= Task to carry out =
Where the string "было" occurs in the material below, report the whole line.

···

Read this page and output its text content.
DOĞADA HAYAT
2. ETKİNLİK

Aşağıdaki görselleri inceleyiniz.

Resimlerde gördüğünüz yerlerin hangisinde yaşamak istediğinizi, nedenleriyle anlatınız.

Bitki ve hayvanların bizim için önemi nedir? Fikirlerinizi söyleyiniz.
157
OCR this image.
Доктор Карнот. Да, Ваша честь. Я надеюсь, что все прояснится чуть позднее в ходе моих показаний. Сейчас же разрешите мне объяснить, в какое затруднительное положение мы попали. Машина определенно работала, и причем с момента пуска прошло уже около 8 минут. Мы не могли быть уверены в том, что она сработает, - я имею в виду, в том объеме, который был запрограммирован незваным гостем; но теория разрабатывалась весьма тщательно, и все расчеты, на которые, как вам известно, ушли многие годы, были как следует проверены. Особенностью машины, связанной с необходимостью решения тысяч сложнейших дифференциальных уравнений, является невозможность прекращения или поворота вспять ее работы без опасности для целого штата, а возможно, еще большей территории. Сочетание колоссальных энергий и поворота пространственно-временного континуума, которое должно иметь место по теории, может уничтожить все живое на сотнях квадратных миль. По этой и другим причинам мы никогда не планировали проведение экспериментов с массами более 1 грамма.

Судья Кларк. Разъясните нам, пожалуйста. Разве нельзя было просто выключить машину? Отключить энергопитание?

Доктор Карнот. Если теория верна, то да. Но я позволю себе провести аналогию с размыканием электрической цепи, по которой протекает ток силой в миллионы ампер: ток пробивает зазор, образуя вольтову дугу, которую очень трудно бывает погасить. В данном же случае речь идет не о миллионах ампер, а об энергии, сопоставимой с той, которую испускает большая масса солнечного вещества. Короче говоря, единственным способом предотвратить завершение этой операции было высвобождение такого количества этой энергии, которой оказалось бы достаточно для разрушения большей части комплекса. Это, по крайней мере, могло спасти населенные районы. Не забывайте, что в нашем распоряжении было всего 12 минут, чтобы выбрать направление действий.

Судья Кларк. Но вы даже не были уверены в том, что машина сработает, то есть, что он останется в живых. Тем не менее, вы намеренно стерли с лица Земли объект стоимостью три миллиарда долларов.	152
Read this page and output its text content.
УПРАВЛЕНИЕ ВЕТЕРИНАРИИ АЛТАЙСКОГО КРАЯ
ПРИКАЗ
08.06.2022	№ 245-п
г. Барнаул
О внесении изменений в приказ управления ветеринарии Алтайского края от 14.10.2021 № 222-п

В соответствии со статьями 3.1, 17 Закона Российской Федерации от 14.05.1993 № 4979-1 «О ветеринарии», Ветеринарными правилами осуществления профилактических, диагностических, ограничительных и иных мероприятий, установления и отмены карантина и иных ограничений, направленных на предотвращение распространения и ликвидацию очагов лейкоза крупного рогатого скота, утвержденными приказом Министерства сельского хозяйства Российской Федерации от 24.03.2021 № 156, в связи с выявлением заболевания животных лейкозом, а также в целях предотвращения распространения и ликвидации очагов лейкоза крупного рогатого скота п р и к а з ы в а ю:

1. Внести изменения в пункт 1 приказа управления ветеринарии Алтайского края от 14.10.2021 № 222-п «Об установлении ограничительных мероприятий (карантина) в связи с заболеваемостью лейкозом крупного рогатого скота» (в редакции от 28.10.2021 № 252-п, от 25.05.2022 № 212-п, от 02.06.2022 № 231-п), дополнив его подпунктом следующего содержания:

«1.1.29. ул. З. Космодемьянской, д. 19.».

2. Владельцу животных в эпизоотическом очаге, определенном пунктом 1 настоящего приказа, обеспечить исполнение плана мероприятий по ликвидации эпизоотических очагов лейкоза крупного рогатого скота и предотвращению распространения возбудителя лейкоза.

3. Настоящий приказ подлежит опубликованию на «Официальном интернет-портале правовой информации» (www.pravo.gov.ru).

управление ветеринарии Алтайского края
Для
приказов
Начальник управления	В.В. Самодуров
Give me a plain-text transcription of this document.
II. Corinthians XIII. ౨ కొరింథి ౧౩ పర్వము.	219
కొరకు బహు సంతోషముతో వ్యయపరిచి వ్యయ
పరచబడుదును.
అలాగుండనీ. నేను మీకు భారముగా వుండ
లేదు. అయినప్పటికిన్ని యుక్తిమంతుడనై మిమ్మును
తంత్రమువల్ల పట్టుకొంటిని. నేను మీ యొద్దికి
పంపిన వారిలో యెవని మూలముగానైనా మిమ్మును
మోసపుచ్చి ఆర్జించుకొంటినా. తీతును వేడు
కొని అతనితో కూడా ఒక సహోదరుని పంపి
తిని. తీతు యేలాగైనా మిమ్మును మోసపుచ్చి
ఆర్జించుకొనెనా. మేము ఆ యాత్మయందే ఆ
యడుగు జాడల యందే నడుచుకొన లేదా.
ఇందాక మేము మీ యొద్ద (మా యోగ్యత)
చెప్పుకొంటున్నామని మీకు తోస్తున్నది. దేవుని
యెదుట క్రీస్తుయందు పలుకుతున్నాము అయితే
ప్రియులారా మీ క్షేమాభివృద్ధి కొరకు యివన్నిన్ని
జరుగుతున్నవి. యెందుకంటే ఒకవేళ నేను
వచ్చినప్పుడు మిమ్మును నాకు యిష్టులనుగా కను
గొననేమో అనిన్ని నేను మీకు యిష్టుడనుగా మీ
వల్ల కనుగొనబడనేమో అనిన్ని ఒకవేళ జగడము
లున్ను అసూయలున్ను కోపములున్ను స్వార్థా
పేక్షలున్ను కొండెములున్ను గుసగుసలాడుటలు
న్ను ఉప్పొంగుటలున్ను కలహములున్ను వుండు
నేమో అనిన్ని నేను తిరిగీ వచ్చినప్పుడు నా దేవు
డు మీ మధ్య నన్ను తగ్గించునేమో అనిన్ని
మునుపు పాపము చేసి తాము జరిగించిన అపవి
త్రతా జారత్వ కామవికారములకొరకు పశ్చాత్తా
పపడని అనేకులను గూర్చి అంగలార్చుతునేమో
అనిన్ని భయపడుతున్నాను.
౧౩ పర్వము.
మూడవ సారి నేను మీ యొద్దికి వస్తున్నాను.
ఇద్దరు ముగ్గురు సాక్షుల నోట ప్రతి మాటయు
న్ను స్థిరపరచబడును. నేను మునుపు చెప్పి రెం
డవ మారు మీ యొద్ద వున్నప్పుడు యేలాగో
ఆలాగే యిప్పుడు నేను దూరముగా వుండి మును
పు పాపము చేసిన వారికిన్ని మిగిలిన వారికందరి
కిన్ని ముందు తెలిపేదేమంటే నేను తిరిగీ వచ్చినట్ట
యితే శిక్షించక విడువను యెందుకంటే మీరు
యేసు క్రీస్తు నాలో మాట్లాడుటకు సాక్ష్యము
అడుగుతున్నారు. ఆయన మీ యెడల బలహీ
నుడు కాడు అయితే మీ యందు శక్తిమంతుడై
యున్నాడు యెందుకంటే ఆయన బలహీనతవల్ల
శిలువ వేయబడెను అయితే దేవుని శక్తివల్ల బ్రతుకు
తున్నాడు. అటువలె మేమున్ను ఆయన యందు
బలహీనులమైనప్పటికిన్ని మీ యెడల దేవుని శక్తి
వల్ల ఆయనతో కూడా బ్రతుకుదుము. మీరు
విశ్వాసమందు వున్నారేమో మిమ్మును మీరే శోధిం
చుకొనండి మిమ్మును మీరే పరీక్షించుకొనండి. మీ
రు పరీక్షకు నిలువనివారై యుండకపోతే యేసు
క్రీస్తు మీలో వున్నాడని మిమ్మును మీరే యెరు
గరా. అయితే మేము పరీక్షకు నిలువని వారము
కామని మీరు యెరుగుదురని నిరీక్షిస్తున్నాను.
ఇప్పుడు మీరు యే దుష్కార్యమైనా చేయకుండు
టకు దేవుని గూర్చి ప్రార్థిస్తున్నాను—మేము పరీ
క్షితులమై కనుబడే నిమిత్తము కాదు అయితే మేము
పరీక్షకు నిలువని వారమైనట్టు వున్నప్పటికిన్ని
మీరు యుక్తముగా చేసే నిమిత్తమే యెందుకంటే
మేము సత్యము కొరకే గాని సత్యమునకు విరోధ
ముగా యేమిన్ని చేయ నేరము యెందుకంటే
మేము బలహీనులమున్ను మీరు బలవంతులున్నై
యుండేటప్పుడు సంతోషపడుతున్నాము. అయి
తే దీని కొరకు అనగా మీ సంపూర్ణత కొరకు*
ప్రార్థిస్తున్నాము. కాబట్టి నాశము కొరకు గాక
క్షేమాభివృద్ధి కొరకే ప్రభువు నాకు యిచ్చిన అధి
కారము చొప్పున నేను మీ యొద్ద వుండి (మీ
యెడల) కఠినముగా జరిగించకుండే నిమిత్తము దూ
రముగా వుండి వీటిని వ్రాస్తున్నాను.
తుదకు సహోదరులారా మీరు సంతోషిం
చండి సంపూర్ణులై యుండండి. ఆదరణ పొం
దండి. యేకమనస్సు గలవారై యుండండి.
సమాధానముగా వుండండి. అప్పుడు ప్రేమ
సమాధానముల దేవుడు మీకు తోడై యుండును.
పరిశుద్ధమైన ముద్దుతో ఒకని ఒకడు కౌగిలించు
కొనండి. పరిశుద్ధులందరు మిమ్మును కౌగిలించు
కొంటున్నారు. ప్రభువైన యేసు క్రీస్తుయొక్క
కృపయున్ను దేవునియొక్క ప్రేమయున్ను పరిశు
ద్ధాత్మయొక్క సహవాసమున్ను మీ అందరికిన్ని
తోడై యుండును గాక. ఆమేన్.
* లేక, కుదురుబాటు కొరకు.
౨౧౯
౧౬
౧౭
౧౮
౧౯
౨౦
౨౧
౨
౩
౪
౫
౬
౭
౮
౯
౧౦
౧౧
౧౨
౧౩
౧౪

···

= Solved problem =
Судья Кларк. Разъясните нам, пожалуйста. Разве нельзя было просто выключить машину? Отключить энергопитание?
Доктор Карнот. Если теория верна, то да. Но я позволю себе провести аналогию с размыканием электрической цепи, по которой протекает ток силой в миллионы ампер: ток пробивает зазор, образуя вольтову дугу, которую очень трудно бывает погасить. В данном же случае речь идет не о миллионах ампер, а об энергии, сопоставимой с той, которую испускает большая масса солнечного вещества. Короче говоря, единственным способом предотвратить завершение этой операции было высвобождение такого количества этой энергии, которой оказалось бы достаточно для разрушения большей части комплекса. Это, по крайней мере, могло спасти населенные районы. Не забывайте, что в нашем распоряжении было всего 12 минут, чтобы выбрать направление действий.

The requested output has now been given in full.